** START OF AVAILABLE RECORDS **
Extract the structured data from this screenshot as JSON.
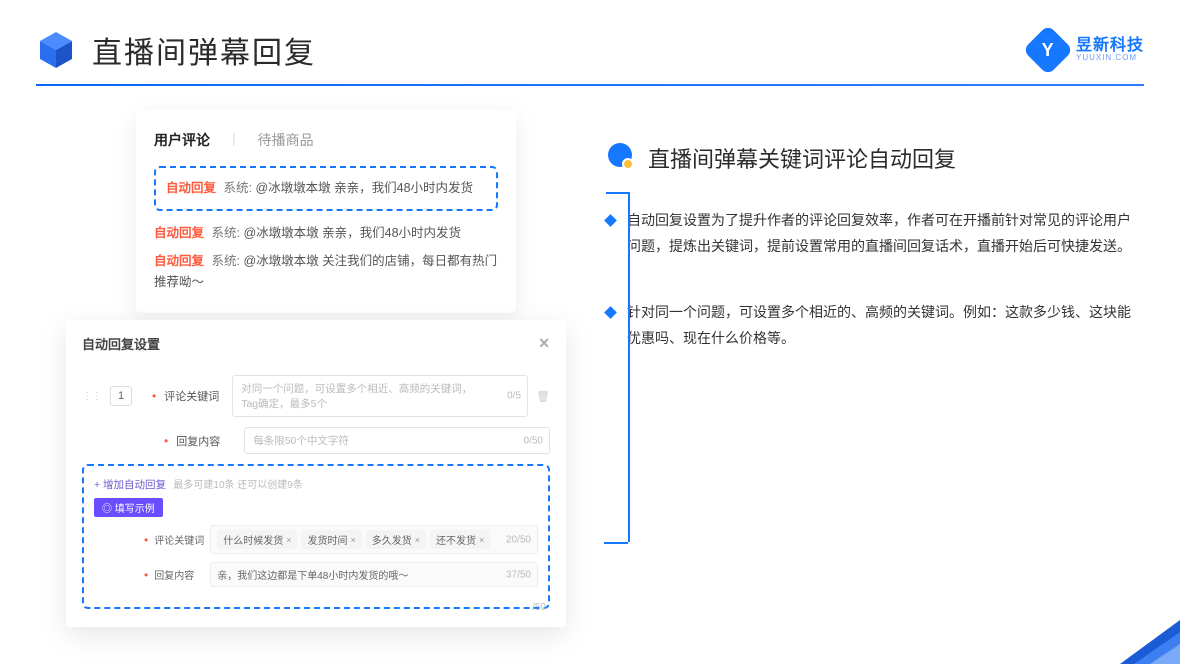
{
  "header": {
    "title": "直播间弹幕回复",
    "brand_name": "昱新科技",
    "brand_sub": "YUUXIN.COM",
    "brand_letter": "Y"
  },
  "comments": {
    "tab_active": "用户评论",
    "tab_inactive": "待播商品",
    "auto_tag": "自动回复",
    "sys_tag": "系统:",
    "line1": "@冰墩墩本墩 亲亲，我们48小时内发货",
    "line2": "@冰墩墩本墩 亲亲，我们48小时内发货",
    "line3": "@冰墩墩本墩 关注我们的店铺，每日都有热门推荐呦～"
  },
  "settings": {
    "title": "自动回复设置",
    "idx": "1",
    "label_keyword": "评论关键词",
    "keyword_placeholder": "对同一个问题，可设置多个相近、高频的关键词，Tag确定，最多5个",
    "keyword_counter": "0/5",
    "label_reply": "回复内容",
    "reply_placeholder": "每条限50个中文字符",
    "reply_counter": "0/50",
    "add_link": "+ 增加自动回复",
    "add_hint": "最多可建10条 还可以创建9条",
    "example_chip": "◎ 填写示例",
    "ex_label_keyword": "评论关键词",
    "ex_tags": [
      "什么时候发货",
      "发货时间",
      "多久发货",
      "还不发货"
    ],
    "ex_keyword_counter": "20/50",
    "ex_label_reply": "回复内容",
    "ex_reply_value": "亲，我们这边都是下单48小时内发货的哦～",
    "ex_reply_counter": "37/50",
    "stray_counter": "/50"
  },
  "right": {
    "section_heading": "直播间弹幕关键词评论自动回复",
    "bullets": [
      "自动回复设置为了提升作者的评论回复效率，作者可在开播前针对常见的评论用户问题，提炼出关键词，提前设置常用的直播间回复话术，直播开始后可快捷发送。",
      "针对同一个问题，可设置多个相近的、高频的关键词。例如：这款多少钱、这块能优惠吗、现在什么价格等。"
    ]
  }
}
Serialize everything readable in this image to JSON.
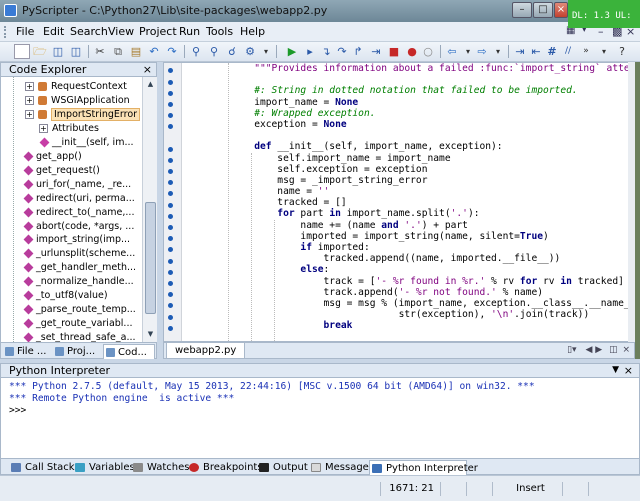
{
  "window": {
    "title": "PyScripter - C:\\Python27\\Lib\\site-packages\\webapp2.py",
    "controls": [
      "min-icon",
      "max-icon",
      "close-icon"
    ]
  },
  "tray_widget": {
    "line1": "",
    "line2": "DL: 1.3 UL:"
  },
  "menu": [
    "File",
    "Edit",
    "Search",
    "View",
    "Project",
    "Run",
    "Tools",
    "Help"
  ],
  "code_explorer": {
    "title": "Code Explorer",
    "items": [
      {
        "label": "RequestContext",
        "kind": "class",
        "indent": 1
      },
      {
        "label": "WSGIApplication",
        "kind": "class",
        "indent": 1
      },
      {
        "label": "ImportStringError",
        "kind": "class",
        "indent": 1,
        "selected": true
      },
      {
        "label": "Attributes",
        "kind": "group",
        "indent": 2
      },
      {
        "label": "__init__(self, im...",
        "kind": "method",
        "indent": 3
      },
      {
        "label": "get_app()",
        "kind": "function",
        "indent": 1
      },
      {
        "label": "get_request()",
        "kind": "function",
        "indent": 1
      },
      {
        "label": "uri_for(_name, _re...",
        "kind": "function",
        "indent": 1
      },
      {
        "label": "redirect(uri, perma...",
        "kind": "function",
        "indent": 1
      },
      {
        "label": "redirect_to(_name,...",
        "kind": "function",
        "indent": 1
      },
      {
        "label": "abort(code, *args, ...",
        "kind": "function",
        "indent": 1
      },
      {
        "label": "import_string(imp...",
        "kind": "function",
        "indent": 1
      },
      {
        "label": "_urlunsplit(scheme...",
        "kind": "function",
        "indent": 1
      },
      {
        "label": "_get_handler_meth...",
        "kind": "function",
        "indent": 1
      },
      {
        "label": "_normalize_handle...",
        "kind": "function",
        "indent": 1
      },
      {
        "label": "_to_utf8(value)",
        "kind": "function",
        "indent": 1
      },
      {
        "label": "_parse_route_temp...",
        "kind": "function",
        "indent": 1
      },
      {
        "label": "_get_route_variabl...",
        "kind": "function",
        "indent": 1
      },
      {
        "label": "_set_thread_safe_a...",
        "kind": "function",
        "indent": 1
      }
    ],
    "tabs": [
      "File ...",
      "Proj...",
      "Cod..."
    ]
  },
  "editor": {
    "tab": "webapp2.py",
    "lines": [
      [
        [
          "str",
          "        \"\"\"Provides information about a failed :func:`import_string` attempt.\"\"\""
        ]
      ],
      [
        [
          "op",
          ""
        ]
      ],
      [
        [
          "com",
          "        #: String in dotted notation that failed to be imported."
        ]
      ],
      [
        [
          "op",
          "        import_name = "
        ],
        [
          "kw",
          "None"
        ]
      ],
      [
        [
          "com",
          "        #: Wrapped exception."
        ]
      ],
      [
        [
          "op",
          "        exception = "
        ],
        [
          "kw",
          "None"
        ]
      ],
      [
        [
          "op",
          ""
        ]
      ],
      [
        [
          "kw",
          "        def "
        ],
        [
          "op",
          "__init__(self, import_name, exception):"
        ]
      ],
      [
        [
          "op",
          "            self.import_name = import_name"
        ]
      ],
      [
        [
          "op",
          "            self.exception = exception"
        ]
      ],
      [
        [
          "op",
          "            msg = _import_string_error"
        ]
      ],
      [
        [
          "op",
          "            name = "
        ],
        [
          "str",
          "''"
        ]
      ],
      [
        [
          "op",
          "            tracked = []"
        ]
      ],
      [
        [
          "kw",
          "            for "
        ],
        [
          "op",
          "part "
        ],
        [
          "kw",
          "in "
        ],
        [
          "op",
          "import_name.split("
        ],
        [
          "str",
          "'.'"
        ],
        [
          "op",
          "):"
        ]
      ],
      [
        [
          "op",
          "                name += (name "
        ],
        [
          "kw",
          "and "
        ],
        [
          "str",
          "'.'"
        ],
        [
          "op",
          ") + part"
        ]
      ],
      [
        [
          "op",
          "                imported = import_string(name, silent="
        ],
        [
          "kw",
          "True"
        ],
        [
          "op",
          ")"
        ]
      ],
      [
        [
          "kw",
          "                if "
        ],
        [
          "op",
          "imported:"
        ]
      ],
      [
        [
          "op",
          "                    tracked.append((name, imported.__file__))"
        ]
      ],
      [
        [
          "kw",
          "                else"
        ],
        [
          "op",
          ":"
        ]
      ],
      [
        [
          "op",
          "                    track = ["
        ],
        [
          "str",
          "'- %r found in %r.'"
        ],
        [
          "op",
          " % rv "
        ],
        [
          "kw",
          "for "
        ],
        [
          "op",
          "rv "
        ],
        [
          "kw",
          "in "
        ],
        [
          "op",
          "tracked]"
        ]
      ],
      [
        [
          "op",
          "                    track.append("
        ],
        [
          "str",
          "'- %r not found.'"
        ],
        [
          "op",
          " % name)"
        ]
      ],
      [
        [
          "op",
          "                    msg = msg % (import_name, exception.__class__.__name__,"
        ]
      ],
      [
        [
          "op",
          "                                 str(exception), "
        ],
        [
          "str",
          "'\\n'"
        ],
        [
          "op",
          ".join(track))"
        ]
      ],
      [
        [
          "kw",
          "                    break"
        ]
      ]
    ]
  },
  "python_interpreter": {
    "title": "Python Interpreter",
    "lines": [
      "*** Python 2.7.5 (default, May 15 2013, 22:44:16) [MSC v.1500 64 bit (AMD64)] on win32. ***",
      "*** Remote Python engine  is active ***",
      ">>>"
    ]
  },
  "bottom_tabs": [
    "Call Stack",
    "Variables",
    "Watches",
    "Breakpoints",
    "Output",
    "Messages",
    "Python Interpreter"
  ],
  "status": {
    "position": "1671: 21",
    "mode": "Insert"
  }
}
** END OF AVAILABLE RECORDS **
_WHAT THE EXERCISE ASKS_
Output every entry word for word, but omit the pictures.

_OUTPUT OF THE TASK_
Extract the structured data from this screenshot as JSON.
{
  "header": {
    "title": "直播间弹幕回复",
    "brand_name": "昱新科技",
    "brand_sub": "YUUXIN.COM",
    "brand_letter": "Y"
  },
  "comments": {
    "tab_active": "用户评论",
    "tab_inactive": "待播商品",
    "auto_tag": "自动回复",
    "sys_tag": "系统:",
    "line1": "@冰墩墩本墩 亲亲，我们48小时内发货",
    "line2": "@冰墩墩本墩 亲亲，我们48小时内发货",
    "line3": "@冰墩墩本墩 关注我们的店铺，每日都有热门推荐呦～"
  },
  "settings": {
    "title": "自动回复设置",
    "idx": "1",
    "label_keyword": "评论关键词",
    "keyword_placeholder": "对同一个问题，可设置多个相近、高频的关键词，Tag确定，最多5个",
    "keyword_counter": "0/5",
    "label_reply": "回复内容",
    "reply_placeholder": "每条限50个中文字符",
    "reply_counter": "0/50",
    "add_link": "+ 增加自动回复",
    "add_hint": "最多可建10条 还可以创建9条",
    "example_chip": "◎ 填写示例",
    "ex_label_keyword": "评论关键词",
    "ex_tags": [
      "什么时候发货",
      "发货时间",
      "多久发货",
      "还不发货"
    ],
    "ex_keyword_counter": "20/50",
    "ex_label_reply": "回复内容",
    "ex_reply_value": "亲，我们这边都是下单48小时内发货的哦～",
    "ex_reply_counter": "37/50",
    "stray_counter": "/50"
  },
  "right": {
    "section_heading": "直播间弹幕关键词评论自动回复",
    "bullets": [
      "自动回复设置为了提升作者的评论回复效率，作者可在开播前针对常见的评论用户问题，提炼出关键词，提前设置常用的直播间回复话术，直播开始后可快捷发送。",
      "针对同一个问题，可设置多个相近的、高频的关键词。例如：这款多少钱、这块能优惠吗、现在什么价格等。"
    ]
  }
}
Serialize everything readable in this image to JSON.
{
  "window": {
    "title": "PyScripter - C:\\Python27\\Lib\\site-packages\\webapp2.py",
    "controls": [
      "min-icon",
      "max-icon",
      "close-icon"
    ]
  },
  "tray_widget": {
    "line1": "",
    "line2": "DL: 1.3 UL:"
  },
  "menu": [
    "File",
    "Edit",
    "Search",
    "View",
    "Project",
    "Run",
    "Tools",
    "Help"
  ],
  "code_explorer": {
    "title": "Code Explorer",
    "items": [
      {
        "label": "RequestContext",
        "kind": "class",
        "indent": 1
      },
      {
        "label": "WSGIApplication",
        "kind": "class",
        "indent": 1
      },
      {
        "label": "ImportStringError",
        "kind": "class",
        "indent": 1,
        "selected": true
      },
      {
        "label": "Attributes",
        "kind": "group",
        "indent": 2
      },
      {
        "label": "__init__(self, im...",
        "kind": "method",
        "indent": 3
      },
      {
        "label": "get_app()",
        "kind": "function",
        "indent": 1
      },
      {
        "label": "get_request()",
        "kind": "function",
        "indent": 1
      },
      {
        "label": "uri_for(_name, _re...",
        "kind": "function",
        "indent": 1
      },
      {
        "label": "redirect(uri, perma...",
        "kind": "function",
        "indent": 1
      },
      {
        "label": "redirect_to(_name,...",
        "kind": "function",
        "indent": 1
      },
      {
        "label": "abort(code, *args, ...",
        "kind": "function",
        "indent": 1
      },
      {
        "label": "import_string(imp...",
        "kind": "function",
        "indent": 1
      },
      {
        "label": "_urlunsplit(scheme...",
        "kind": "function",
        "indent": 1
      },
      {
        "label": "_get_handler_meth...",
        "kind": "function",
        "indent": 1
      },
      {
        "label": "_normalize_handle...",
        "kind": "function",
        "indent": 1
      },
      {
        "label": "_to_utf8(value)",
        "kind": "function",
        "indent": 1
      },
      {
        "label": "_parse_route_temp...",
        "kind": "function",
        "indent": 1
      },
      {
        "label": "_get_route_variabl...",
        "kind": "function",
        "indent": 1
      },
      {
        "label": "_set_thread_safe_a...",
        "kind": "function",
        "indent": 1
      }
    ],
    "tabs": [
      "File ...",
      "Proj...",
      "Cod..."
    ]
  },
  "editor": {
    "tab": "webapp2.py",
    "lines": [
      [
        [
          "str",
          "        \"\"\"Provides information about a failed :func:`import_string` attempt.\"\"\""
        ]
      ],
      [
        [
          "op",
          ""
        ]
      ],
      [
        [
          "com",
          "        #: String in dotted notation that failed to be imported."
        ]
      ],
      [
        [
          "op",
          "        import_name = "
        ],
        [
          "kw",
          "None"
        ]
      ],
      [
        [
          "com",
          "        #: Wrapped exception."
        ]
      ],
      [
        [
          "op",
          "        exception = "
        ],
        [
          "kw",
          "None"
        ]
      ],
      [
        [
          "op",
          ""
        ]
      ],
      [
        [
          "kw",
          "        def "
        ],
        [
          "op",
          "__init__(self, import_name, exception):"
        ]
      ],
      [
        [
          "op",
          "            self.import_name = import_name"
        ]
      ],
      [
        [
          "op",
          "            self.exception = exception"
        ]
      ],
      [
        [
          "op",
          "            msg = _import_string_error"
        ]
      ],
      [
        [
          "op",
          "            name = "
        ],
        [
          "str",
          "''"
        ]
      ],
      [
        [
          "op",
          "            tracked = []"
        ]
      ],
      [
        [
          "kw",
          "            for "
        ],
        [
          "op",
          "part "
        ],
        [
          "kw",
          "in "
        ],
        [
          "op",
          "import_name.split("
        ],
        [
          "str",
          "'.'"
        ],
        [
          "op",
          "):"
        ]
      ],
      [
        [
          "op",
          "                name += (name "
        ],
        [
          "kw",
          "and "
        ],
        [
          "str",
          "'.'"
        ],
        [
          "op",
          ") + part"
        ]
      ],
      [
        [
          "op",
          "                imported = import_string(name, silent="
        ],
        [
          "kw",
          "True"
        ],
        [
          "op",
          ")"
        ]
      ],
      [
        [
          "kw",
          "                if "
        ],
        [
          "op",
          "imported:"
        ]
      ],
      [
        [
          "op",
          "                    tracked.append((name, imported.__file__))"
        ]
      ],
      [
        [
          "kw",
          "                else"
        ],
        [
          "op",
          ":"
        ]
      ],
      [
        [
          "op",
          "                    track = ["
        ],
        [
          "str",
          "'- %r found in %r.'"
        ],
        [
          "op",
          " % rv "
        ],
        [
          "kw",
          "for "
        ],
        [
          "op",
          "rv "
        ],
        [
          "kw",
          "in "
        ],
        [
          "op",
          "tracked]"
        ]
      ],
      [
        [
          "op",
          "                    track.append("
        ],
        [
          "str",
          "'- %r not found.'"
        ],
        [
          "op",
          " % name)"
        ]
      ],
      [
        [
          "op",
          "                    msg = msg % (import_name, exception.__class__.__name__,"
        ]
      ],
      [
        [
          "op",
          "                                 str(exception), "
        ],
        [
          "str",
          "'\\n'"
        ],
        [
          "op",
          ".join(track))"
        ]
      ],
      [
        [
          "kw",
          "                    break"
        ]
      ]
    ]
  },
  "python_interpreter": {
    "title": "Python Interpreter",
    "lines": [
      "*** Python 2.7.5 (default, May 15 2013, 22:44:16) [MSC v.1500 64 bit (AMD64)] on win32. ***",
      "*** Remote Python engine  is active ***",
      ">>>"
    ]
  },
  "bottom_tabs": [
    "Call Stack",
    "Variables",
    "Watches",
    "Breakpoints",
    "Output",
    "Messages",
    "Python Interpreter"
  ],
  "status": {
    "position": "1671: 21",
    "mode": "Insert"
  }
}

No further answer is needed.